→ Directions for this task
Filter the records for lines holding the string "направлении".

→ Data in this exercise
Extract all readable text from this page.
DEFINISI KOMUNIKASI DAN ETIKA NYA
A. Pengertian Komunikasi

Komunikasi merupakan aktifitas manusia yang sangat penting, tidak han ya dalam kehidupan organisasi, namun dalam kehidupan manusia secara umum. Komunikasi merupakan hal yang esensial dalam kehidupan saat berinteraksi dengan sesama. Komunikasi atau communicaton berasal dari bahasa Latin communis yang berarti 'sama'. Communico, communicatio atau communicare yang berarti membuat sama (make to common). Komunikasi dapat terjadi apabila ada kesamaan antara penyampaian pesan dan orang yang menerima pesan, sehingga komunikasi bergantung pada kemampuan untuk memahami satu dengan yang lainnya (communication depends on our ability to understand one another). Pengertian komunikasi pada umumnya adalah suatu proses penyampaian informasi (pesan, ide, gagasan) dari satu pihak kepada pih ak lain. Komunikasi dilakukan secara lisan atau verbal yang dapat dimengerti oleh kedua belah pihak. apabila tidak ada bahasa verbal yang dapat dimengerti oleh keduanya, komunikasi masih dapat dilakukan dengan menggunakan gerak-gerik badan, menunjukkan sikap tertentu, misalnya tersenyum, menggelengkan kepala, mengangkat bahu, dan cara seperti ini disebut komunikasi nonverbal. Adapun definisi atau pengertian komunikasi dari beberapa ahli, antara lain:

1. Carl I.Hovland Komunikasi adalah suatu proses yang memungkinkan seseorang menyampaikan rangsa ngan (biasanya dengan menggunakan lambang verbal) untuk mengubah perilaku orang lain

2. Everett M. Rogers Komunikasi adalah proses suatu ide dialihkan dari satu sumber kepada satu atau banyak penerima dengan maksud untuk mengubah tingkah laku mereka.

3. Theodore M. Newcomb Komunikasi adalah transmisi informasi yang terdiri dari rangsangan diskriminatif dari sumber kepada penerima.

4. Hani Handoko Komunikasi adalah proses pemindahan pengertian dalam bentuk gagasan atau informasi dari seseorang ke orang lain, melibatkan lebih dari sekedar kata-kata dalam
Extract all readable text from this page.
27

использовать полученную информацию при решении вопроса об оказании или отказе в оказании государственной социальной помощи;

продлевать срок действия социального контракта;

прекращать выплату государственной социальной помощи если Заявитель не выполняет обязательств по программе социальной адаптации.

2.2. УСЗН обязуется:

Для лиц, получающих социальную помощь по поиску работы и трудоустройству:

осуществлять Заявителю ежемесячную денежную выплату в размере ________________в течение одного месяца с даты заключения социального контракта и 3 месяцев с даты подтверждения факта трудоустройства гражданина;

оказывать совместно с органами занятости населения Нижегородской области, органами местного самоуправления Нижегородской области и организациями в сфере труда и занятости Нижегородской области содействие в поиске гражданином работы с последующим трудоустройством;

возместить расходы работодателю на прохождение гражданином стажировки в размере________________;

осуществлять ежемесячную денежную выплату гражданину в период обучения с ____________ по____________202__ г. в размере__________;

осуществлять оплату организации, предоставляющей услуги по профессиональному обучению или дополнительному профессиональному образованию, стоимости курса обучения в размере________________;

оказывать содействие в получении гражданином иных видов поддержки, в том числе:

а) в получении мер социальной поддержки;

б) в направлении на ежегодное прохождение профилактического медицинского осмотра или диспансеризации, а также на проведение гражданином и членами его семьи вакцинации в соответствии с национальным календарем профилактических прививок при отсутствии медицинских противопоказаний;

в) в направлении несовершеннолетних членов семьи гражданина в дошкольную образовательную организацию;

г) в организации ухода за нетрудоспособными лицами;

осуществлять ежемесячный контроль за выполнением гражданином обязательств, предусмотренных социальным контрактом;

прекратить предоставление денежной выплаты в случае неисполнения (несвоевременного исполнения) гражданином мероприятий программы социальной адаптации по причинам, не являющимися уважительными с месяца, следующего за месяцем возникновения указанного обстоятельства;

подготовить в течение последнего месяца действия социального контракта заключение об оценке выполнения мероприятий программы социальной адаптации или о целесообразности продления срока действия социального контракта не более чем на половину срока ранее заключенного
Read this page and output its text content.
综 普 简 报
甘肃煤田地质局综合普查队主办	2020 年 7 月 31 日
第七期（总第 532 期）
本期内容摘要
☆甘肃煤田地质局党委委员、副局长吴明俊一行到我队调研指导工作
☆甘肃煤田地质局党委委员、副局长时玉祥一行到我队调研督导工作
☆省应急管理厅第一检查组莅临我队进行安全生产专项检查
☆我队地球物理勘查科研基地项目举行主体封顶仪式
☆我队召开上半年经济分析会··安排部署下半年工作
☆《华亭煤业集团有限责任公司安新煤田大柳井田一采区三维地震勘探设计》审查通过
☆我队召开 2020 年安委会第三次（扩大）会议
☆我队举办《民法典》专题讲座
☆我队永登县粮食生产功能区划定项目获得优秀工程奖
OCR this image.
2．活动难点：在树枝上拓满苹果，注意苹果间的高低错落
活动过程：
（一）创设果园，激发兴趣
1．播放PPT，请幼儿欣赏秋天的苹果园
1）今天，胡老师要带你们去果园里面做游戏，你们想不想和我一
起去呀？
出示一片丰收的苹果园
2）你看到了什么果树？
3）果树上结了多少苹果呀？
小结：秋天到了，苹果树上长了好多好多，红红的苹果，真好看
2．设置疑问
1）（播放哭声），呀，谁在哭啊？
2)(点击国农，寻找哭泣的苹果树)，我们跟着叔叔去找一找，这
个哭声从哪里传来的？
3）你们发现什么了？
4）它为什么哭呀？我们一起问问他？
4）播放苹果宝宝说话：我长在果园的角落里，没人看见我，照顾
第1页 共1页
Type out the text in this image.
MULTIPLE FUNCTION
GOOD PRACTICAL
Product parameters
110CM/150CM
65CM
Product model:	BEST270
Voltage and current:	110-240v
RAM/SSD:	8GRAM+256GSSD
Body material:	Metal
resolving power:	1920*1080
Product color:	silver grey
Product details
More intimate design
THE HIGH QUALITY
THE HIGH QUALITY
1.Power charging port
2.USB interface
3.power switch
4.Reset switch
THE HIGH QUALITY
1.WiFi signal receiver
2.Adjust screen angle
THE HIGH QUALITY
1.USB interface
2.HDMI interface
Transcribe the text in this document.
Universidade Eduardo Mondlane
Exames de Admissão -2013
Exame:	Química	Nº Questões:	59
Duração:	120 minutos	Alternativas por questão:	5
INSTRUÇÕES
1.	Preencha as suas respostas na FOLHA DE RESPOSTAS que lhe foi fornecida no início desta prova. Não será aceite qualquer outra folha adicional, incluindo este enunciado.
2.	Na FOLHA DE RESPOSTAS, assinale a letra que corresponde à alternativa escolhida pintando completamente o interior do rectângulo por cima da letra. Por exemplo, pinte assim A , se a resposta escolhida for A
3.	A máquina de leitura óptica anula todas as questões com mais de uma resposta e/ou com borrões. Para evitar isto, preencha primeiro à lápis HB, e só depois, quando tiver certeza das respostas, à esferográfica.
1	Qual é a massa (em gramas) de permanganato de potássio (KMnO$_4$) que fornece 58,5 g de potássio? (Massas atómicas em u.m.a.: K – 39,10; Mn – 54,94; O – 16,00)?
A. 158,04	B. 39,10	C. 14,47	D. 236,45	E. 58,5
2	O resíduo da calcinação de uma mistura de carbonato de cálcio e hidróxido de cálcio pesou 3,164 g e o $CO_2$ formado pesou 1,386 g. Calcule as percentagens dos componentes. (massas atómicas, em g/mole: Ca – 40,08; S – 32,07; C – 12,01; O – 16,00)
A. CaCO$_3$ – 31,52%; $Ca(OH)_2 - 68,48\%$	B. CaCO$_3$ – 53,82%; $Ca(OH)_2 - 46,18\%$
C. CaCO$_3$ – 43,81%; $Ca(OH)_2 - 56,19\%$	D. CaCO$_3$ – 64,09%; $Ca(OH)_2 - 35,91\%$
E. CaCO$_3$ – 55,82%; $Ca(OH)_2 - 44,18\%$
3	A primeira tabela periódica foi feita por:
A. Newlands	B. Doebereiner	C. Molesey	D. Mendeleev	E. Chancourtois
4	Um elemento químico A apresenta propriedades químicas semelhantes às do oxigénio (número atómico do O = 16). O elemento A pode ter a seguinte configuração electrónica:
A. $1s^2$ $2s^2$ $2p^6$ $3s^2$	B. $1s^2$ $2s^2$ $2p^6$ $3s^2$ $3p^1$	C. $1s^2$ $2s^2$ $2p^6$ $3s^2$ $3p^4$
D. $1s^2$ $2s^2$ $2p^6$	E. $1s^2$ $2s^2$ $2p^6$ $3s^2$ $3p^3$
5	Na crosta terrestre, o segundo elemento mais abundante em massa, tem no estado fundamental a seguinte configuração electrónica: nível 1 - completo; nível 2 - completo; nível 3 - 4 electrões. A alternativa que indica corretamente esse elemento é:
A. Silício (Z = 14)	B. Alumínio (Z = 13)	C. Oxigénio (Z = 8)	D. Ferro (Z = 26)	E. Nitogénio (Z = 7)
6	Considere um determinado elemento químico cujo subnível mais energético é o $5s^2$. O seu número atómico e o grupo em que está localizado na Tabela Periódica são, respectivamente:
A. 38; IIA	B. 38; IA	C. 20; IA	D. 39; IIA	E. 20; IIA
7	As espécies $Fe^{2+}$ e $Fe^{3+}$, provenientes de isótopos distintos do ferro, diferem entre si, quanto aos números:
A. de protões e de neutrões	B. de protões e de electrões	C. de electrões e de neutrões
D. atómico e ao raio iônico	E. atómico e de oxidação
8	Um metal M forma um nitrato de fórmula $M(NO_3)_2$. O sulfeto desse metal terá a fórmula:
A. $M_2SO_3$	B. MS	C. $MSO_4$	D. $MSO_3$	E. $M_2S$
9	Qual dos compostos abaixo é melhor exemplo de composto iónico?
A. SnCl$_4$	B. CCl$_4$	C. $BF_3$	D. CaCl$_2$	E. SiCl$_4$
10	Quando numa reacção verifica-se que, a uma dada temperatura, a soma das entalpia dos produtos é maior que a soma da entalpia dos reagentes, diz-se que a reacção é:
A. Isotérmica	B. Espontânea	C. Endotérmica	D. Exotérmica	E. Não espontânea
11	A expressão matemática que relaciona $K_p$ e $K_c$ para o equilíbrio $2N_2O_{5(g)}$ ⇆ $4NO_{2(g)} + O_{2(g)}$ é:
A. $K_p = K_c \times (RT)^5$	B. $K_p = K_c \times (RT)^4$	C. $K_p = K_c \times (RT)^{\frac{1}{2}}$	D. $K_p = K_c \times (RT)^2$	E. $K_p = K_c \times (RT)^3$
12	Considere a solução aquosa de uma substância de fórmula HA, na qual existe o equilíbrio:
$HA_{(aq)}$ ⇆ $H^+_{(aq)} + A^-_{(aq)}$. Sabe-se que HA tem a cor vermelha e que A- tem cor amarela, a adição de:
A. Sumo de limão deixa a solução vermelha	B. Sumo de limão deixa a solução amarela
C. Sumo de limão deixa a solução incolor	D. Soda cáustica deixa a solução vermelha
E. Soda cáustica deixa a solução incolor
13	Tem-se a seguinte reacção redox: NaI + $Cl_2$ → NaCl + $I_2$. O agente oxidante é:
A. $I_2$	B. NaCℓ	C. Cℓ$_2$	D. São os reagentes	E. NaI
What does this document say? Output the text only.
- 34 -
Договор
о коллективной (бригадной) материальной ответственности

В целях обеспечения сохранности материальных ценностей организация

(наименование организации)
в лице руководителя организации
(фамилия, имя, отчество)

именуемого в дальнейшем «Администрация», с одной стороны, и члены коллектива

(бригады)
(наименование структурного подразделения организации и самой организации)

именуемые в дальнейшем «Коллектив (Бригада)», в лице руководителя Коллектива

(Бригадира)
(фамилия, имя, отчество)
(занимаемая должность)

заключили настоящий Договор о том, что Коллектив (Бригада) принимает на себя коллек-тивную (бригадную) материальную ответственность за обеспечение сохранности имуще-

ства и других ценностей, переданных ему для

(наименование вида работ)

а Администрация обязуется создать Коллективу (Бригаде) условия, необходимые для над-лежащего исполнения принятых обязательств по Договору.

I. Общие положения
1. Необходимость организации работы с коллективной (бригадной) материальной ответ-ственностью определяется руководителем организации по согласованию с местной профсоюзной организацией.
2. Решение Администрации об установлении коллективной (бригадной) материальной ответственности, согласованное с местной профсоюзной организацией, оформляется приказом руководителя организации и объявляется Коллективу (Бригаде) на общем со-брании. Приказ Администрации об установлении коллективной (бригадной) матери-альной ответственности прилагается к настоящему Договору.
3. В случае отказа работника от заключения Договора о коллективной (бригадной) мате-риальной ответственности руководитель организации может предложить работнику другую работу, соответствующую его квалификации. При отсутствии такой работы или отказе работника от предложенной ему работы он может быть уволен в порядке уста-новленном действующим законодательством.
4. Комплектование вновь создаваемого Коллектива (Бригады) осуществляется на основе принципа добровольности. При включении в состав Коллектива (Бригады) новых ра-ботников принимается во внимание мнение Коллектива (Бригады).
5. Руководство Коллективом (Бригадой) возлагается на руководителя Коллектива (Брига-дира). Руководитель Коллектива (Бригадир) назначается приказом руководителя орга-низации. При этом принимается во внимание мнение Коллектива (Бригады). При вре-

→ Exercise result
б) в направлении на ежегодное прохождение профилактического медицинского осмотра или диспансеризации, а также на проведение гражданином и членами его семьи вакцинации в соответствии с национальным календарем профилактических прививок при отсутствии медицинских противопоказаний;
в) в направлении несовершеннолетних членов семьи гражданина в дошкольную образовательную организацию;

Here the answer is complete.